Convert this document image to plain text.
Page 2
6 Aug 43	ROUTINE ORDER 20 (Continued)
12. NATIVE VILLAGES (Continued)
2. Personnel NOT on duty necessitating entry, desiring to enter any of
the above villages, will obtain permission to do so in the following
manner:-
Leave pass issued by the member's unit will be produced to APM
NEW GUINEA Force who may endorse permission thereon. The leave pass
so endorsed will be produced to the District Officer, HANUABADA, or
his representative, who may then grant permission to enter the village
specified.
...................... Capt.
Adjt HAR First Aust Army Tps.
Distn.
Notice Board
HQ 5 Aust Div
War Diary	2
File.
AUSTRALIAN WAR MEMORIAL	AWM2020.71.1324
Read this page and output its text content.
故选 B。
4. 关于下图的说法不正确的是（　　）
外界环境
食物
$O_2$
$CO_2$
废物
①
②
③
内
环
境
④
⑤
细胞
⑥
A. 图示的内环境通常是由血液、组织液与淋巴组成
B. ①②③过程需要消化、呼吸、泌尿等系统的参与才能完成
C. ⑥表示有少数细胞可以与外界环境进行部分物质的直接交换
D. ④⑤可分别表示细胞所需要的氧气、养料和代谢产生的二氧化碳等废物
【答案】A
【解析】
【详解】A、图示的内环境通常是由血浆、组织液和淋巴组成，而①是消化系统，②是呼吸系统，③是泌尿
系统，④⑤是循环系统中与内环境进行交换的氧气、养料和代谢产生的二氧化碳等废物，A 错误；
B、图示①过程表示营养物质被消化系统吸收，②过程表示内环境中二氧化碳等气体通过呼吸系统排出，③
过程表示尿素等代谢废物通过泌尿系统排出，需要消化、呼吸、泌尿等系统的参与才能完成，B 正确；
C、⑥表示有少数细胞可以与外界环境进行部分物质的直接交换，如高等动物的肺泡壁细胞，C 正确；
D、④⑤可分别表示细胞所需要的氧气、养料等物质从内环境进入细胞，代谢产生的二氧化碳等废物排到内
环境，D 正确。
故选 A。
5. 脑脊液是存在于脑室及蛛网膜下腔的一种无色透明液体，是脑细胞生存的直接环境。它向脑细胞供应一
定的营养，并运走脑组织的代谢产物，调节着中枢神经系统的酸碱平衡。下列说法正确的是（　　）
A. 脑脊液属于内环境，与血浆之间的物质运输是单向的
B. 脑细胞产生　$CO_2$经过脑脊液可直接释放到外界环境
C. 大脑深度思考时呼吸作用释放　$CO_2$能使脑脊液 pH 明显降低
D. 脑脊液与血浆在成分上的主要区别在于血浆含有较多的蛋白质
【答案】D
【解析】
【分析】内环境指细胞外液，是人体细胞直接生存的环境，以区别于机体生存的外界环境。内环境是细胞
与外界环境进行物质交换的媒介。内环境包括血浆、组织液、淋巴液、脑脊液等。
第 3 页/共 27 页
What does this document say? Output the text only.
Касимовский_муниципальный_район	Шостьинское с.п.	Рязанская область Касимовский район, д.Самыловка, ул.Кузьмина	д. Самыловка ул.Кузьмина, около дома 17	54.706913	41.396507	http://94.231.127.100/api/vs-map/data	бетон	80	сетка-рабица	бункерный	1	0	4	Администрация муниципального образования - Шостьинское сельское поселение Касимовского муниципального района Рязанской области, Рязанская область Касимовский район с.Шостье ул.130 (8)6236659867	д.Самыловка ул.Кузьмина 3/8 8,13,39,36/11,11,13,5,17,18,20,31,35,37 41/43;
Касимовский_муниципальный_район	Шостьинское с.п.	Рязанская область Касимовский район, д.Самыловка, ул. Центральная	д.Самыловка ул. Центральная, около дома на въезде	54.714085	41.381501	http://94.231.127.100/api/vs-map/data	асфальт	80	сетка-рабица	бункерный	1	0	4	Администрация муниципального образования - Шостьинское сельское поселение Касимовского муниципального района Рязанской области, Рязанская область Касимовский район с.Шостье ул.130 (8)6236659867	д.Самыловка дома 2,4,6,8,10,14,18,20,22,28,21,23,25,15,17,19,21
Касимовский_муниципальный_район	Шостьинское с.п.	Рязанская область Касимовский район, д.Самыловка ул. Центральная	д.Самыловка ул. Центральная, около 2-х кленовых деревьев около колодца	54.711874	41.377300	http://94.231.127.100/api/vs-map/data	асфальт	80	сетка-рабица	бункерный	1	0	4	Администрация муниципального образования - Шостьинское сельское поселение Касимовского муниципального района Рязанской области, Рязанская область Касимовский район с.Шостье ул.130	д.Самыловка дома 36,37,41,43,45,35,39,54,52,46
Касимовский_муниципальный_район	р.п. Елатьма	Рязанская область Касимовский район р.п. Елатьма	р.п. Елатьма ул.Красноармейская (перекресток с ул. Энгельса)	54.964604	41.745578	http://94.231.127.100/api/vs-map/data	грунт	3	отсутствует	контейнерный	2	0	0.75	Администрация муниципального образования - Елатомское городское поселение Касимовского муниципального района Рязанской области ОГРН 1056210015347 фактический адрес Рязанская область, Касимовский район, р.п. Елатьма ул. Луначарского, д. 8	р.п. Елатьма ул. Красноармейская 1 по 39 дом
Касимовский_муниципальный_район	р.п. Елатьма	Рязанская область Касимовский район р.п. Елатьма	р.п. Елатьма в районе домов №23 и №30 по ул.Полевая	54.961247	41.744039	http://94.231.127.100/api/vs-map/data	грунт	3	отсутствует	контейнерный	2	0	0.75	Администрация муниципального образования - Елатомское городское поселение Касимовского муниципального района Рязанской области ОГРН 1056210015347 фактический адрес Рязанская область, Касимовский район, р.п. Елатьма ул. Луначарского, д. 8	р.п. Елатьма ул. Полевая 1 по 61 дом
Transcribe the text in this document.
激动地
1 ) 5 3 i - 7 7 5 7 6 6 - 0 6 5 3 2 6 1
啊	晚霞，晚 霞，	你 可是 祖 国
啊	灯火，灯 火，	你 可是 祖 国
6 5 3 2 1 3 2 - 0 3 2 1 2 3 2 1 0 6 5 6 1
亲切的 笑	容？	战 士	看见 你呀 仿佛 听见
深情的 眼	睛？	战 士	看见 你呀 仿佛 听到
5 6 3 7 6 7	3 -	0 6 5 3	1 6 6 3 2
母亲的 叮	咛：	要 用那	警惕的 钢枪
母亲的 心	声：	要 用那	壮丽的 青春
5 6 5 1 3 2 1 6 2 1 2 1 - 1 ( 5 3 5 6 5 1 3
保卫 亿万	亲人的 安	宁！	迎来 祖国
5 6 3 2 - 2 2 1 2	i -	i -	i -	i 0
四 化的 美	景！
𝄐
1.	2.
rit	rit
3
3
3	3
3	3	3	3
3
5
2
= = = =
Job: Pull out all lines from the entries above in which the word "enter" appears.

Exercise response:
2. Personnel NOT on duty necessitating entry, desiring to enter any of
his representative, who may then grant permission to enter the village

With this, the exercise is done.